Output every entry exactly as given.

**Exercise data:**
<<<<

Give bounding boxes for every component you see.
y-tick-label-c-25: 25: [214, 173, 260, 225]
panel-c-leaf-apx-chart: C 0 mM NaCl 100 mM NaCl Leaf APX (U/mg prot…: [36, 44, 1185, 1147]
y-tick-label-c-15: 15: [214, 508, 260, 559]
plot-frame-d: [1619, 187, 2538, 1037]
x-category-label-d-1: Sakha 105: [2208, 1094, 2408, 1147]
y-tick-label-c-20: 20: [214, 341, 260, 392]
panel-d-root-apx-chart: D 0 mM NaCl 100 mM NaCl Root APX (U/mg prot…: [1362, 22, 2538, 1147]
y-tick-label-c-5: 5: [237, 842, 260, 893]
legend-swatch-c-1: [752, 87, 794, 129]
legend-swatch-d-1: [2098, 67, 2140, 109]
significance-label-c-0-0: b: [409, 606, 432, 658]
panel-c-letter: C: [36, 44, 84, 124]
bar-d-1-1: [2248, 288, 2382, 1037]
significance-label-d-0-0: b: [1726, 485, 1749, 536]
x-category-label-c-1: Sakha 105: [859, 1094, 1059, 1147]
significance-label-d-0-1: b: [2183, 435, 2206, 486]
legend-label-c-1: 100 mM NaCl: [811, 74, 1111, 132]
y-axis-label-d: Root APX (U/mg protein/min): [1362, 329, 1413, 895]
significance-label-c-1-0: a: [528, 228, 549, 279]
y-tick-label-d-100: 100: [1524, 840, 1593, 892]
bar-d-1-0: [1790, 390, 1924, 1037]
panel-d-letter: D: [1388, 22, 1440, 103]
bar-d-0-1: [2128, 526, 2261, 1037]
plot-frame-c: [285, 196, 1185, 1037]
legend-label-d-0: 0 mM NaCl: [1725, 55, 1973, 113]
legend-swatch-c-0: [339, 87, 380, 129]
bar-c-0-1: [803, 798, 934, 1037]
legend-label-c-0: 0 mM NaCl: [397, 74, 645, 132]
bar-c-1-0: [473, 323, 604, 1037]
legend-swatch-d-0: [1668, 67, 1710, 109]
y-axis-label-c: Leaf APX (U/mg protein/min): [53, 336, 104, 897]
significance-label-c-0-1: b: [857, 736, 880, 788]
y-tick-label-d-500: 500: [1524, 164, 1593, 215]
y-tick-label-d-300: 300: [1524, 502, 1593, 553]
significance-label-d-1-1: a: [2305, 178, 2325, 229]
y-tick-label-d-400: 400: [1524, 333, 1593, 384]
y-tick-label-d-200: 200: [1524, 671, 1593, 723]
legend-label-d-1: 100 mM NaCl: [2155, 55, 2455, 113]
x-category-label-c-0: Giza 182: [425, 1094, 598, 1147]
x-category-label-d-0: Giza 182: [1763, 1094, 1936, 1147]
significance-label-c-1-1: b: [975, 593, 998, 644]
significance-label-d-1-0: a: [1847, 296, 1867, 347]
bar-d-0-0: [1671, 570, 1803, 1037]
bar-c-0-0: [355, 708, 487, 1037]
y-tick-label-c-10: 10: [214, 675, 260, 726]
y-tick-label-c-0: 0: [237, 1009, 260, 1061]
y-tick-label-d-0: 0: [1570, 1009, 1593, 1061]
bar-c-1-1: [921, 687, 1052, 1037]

>>>>

**Solution to this task:**
Give bounding boxes for every component you see.
y-tick-label-c-25: 25: [214, 173, 260, 225]
panel-c-leaf-apx-chart: C 0 mM NaCl 100 mM NaCl Leaf APX (U/mg prot…: [36, 44, 1185, 1147]
y-tick-label-c-15: 15: [214, 508, 260, 559]
plot-frame-d: [1619, 187, 2538, 1037]
x-category-label-d-1: Sakha 105: [2208, 1094, 2408, 1147]
y-tick-label-c-20: 20: [214, 341, 260, 392]
panel-d-root-apx-chart: D 0 mM NaCl 100 mM NaCl Root APX (U/mg prot…: [1362, 22, 2538, 1147]
y-tick-label-c-5: 5: [237, 842, 260, 893]
legend-swatch-c-1: [752, 87, 794, 129]
legend-swatch-d-1: [2098, 67, 2140, 109]
significance-label-c-0-0: b: [409, 606, 432, 658]
panel-c-letter: C: [36, 44, 84, 124]
bar-d-1-1: [2248, 288, 2382, 1037]
significance-label-d-0-0: b: [1726, 485, 1749, 536]
x-category-label-c-1: Sakha 105: [859, 1094, 1059, 1147]
significance-label-d-0-1: b: [2183, 435, 2206, 486]
legend-label-c-1: 100 mM NaCl: [811, 74, 1111, 132]
y-axis-label-d: Root APX (U/mg protein/min): [1362, 329, 1413, 895]
significance-label-c-1-0: a: [528, 228, 549, 279]
y-tick-label-d-100: 100: [1524, 840, 1593, 892]
bar-d-1-0: [1790, 390, 1924, 1037]
panel-d-letter: D: [1388, 22, 1440, 103]
bar-d-0-1: [2128, 526, 2261, 1037]
plot-frame-c: [285, 196, 1185, 1037]
legend-label-d-0: 0 mM NaCl: [1725, 55, 1973, 113]
legend-swatch-c-0: [339, 87, 380, 129]
bar-c-0-1: [803, 798, 934, 1037]
legend-label-c-0: 0 mM NaCl: [397, 74, 645, 132]
bar-c-1-0: [473, 323, 604, 1037]
legend-swatch-d-0: [1668, 67, 1710, 109]
y-axis-label-c: Leaf APX (U/mg protein/min): [53, 336, 104, 897]
significance-label-c-0-1: b: [857, 736, 880, 788]
y-tick-label-d-500: 500: [1524, 164, 1593, 215]
y-tick-label-d-300: 300: [1524, 502, 1593, 553]
significance-label-d-1-1: a: [2305, 178, 2325, 229]
y-tick-label-d-400: 400: [1524, 333, 1593, 384]
y-tick-label-d-200: 200: [1524, 671, 1593, 723]
legend-label-d-1: 100 mM NaCl: [2155, 55, 2455, 113]
x-category-label-c-0: Giza 182: [425, 1094, 598, 1147]
x-category-label-d-0: Giza 182: [1763, 1094, 1936, 1147]
significance-label-c-1-1: b: [975, 593, 998, 644]
significance-label-d-1-0: a: [1847, 296, 1867, 347]
bar-d-0-0: [1671, 570, 1803, 1037]
bar-c-0-0: [355, 708, 487, 1037]
y-tick-label-c-10: 10: [214, 675, 260, 726]
y-tick-label-c-0: 0: [237, 1009, 260, 1061]
y-tick-label-d-0: 0: [1570, 1009, 1593, 1061]
bar-c-1-1: [921, 687, 1052, 1037]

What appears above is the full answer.